• The problem:
Identify the lines bearing the string "this" and gather them.

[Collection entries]
* * * *
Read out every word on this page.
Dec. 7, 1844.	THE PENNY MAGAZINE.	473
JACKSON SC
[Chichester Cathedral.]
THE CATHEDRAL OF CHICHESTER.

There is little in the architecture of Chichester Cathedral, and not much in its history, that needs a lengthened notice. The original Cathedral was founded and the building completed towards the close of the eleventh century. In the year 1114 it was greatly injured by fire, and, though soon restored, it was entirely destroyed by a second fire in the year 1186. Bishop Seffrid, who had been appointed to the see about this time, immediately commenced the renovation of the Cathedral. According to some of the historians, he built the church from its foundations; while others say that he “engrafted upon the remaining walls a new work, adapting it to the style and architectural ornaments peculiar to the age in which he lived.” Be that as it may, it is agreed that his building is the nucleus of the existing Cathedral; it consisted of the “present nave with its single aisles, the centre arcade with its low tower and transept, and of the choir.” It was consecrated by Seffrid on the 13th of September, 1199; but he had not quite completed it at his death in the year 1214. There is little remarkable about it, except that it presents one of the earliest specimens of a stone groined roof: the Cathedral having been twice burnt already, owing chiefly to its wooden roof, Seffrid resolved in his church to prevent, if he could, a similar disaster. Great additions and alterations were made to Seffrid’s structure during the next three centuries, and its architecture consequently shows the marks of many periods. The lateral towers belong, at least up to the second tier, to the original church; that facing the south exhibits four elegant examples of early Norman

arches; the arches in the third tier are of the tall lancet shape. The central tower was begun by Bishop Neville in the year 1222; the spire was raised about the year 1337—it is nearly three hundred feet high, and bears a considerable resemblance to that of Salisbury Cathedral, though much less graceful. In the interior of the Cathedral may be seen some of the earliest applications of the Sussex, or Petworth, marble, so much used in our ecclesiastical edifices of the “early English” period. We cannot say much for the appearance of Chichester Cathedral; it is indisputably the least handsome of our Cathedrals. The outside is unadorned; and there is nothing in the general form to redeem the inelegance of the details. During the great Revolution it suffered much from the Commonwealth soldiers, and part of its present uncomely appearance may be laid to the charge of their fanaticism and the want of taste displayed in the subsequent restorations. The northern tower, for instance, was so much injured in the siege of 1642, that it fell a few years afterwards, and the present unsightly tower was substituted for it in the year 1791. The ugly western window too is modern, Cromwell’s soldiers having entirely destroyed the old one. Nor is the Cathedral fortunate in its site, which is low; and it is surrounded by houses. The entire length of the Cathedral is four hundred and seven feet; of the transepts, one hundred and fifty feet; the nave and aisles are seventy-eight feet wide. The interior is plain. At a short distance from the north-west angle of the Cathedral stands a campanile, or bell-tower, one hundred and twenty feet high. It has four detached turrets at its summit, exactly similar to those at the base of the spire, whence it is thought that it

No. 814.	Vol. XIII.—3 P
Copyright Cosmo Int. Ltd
* * * *
• Written solution:
Read out every word on this page.
There is little in the architecture of Chichester Cathedral, and not much in its history, that needs a lengthened notice. The original Cathedral was founded and the building completed towards the close of the eleventh century. In the year 1114 it was greatly injured by fire, and, though soon restored, it was entirely destroyed by a second fire in the year 1186. Bishop Seffrid, who had been appointed to the see about this time, immediately commenced the renovation of the Cathedral. According to some of the historians, he built the church from its foundations; while others say that he “engrafted upon the remaining walls a new work, adapting it to the style and architectural ornaments peculiar to the age in which he lived.” Be that as it may, it is agreed that his building is the nucleus of the existing Cathedral; it consisted of the “present nave with its single aisles, the centre arcade with its low tower and transept, and of the choir.” It was consecrated by Seffrid on the 13th of September, 1199; but he had not quite completed it at his death in the year 1214. There is little remarkable about it, except that it presents one of the earliest specimens of a stone groined roof: the Cathedral having been twice burnt already, owing chiefly to its wooden roof, Seffrid resolved in his church to prevent, if he could, a similar disaster. Great additions and alterations were made to Seffrid’s structure during the next three centuries, and its architecture consequently shows the marks of many periods. The lateral towers belong, at least up to the second tier, to the original church; that facing the south exhibits four elegant examples of early Norman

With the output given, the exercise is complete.